STATED TASK:
Transcribe the records below exactly.

LISTING:
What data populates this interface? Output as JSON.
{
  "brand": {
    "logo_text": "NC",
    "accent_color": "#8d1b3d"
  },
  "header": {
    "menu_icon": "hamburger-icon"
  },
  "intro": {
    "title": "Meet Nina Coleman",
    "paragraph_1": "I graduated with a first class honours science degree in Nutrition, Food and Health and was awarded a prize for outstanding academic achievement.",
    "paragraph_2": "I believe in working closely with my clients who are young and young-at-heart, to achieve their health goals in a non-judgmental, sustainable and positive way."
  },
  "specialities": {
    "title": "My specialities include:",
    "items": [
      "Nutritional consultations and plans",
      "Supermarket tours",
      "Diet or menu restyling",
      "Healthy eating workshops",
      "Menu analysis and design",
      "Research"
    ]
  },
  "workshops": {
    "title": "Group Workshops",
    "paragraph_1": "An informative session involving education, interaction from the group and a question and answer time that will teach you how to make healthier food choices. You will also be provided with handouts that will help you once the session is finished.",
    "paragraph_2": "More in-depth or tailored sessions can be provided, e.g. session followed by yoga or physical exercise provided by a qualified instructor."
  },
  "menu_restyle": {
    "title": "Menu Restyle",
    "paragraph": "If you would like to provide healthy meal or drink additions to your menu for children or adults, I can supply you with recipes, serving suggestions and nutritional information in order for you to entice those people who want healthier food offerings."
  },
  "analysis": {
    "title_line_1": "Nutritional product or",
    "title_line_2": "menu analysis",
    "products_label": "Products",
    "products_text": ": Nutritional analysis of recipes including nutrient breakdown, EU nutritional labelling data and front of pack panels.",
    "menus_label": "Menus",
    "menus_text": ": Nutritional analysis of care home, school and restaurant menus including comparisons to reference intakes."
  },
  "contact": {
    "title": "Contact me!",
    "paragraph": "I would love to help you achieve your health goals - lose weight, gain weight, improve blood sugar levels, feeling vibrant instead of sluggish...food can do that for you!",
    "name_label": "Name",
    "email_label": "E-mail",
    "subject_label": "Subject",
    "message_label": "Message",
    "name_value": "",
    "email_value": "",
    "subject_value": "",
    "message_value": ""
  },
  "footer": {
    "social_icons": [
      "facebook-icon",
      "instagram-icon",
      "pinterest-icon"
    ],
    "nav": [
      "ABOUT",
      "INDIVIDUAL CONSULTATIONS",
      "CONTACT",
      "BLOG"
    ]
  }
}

RESULT FOR THIS TASK:
What data populates this interface? Output as JSON.
{
  "brand": {
    "logo_text": "NC",
    "accent_color": "#8d1b3d"
  },
  "header": {
    "menu_icon": "hamburger-icon"
  },
  "intro": {
    "title": "Meet Nina Coleman",
    "paragraph_1": "I graduated with a first class honours science degree in Nutrition, Food and Health and was awarded a prize for outstanding academic achievement.",
    "paragraph_2": "I believe in working closely with my clients who are young and young-at-heart, to achieve their health goals in a non-judgmental, sustainable and positive way."
  },
  "specialities": {
    "title": "My specialities include:",
    "items": [
      "Nutritional consultations and plans",
      "Supermarket tours",
      "Diet or menu restyling",
      "Healthy eating workshops",
      "Menu analysis and design",
      "Research"
    ]
  },
  "workshops": {
    "title": "Group Workshops",
    "paragraph_1": "An informative session involving education, interaction from the group and a question and answer time that will teach you how to make healthier food choices. You will also be provided with handouts that will help you once the session is finished.",
    "paragraph_2": "More in-depth or tailored sessions can be provided, e.g. session followed by yoga or physical exercise provided by a qualified instructor."
  },
  "menu_restyle": {
    "title": "Menu Restyle",
    "paragraph": "If you would like to provide healthy meal or drink additions to your menu for children or adults, I can supply you with recipes, serving suggestions and nutritional information in order for you to entice those people who want healthier food offerings."
  },
  "analysis": {
    "title_line_1": "Nutritional product or",
    "title_line_2": "menu analysis",
    "products_label": "Products",
    "products_text": ": Nutritional analysis of recipes including nutrient breakdown, EU nutritional labelling data and front of pack panels.",
    "menus_label": "Menus",
    "menus_text": ": Nutritional analysis of care home, school and restaurant menus including comparisons to reference intakes."
  },
  "contact": {
    "title": "Contact me!",
    "paragraph": "I would love to help you achieve your health goals - lose weight, gain weight, improve blood sugar levels, feeling vibrant instead of sluggish...food can do that for you!",
    "name_label": "Name",
    "email_label": "E-mail",
    "subject_label": "Subject",
    "message_label": "Message",
    "name_value": "",
    "email_value": "",
    "subject_value": "",
    "message_value": ""
  },
  "footer": {
    "social_icons": [
      "facebook-icon",
      "instagram-icon",
      "pinterest-icon"
    ],
    "nav": [
      "ABOUT",
      "INDIVIDUAL CONSULTATIONS",
      "CONTACT",
      "BLOG"
    ]
  }
}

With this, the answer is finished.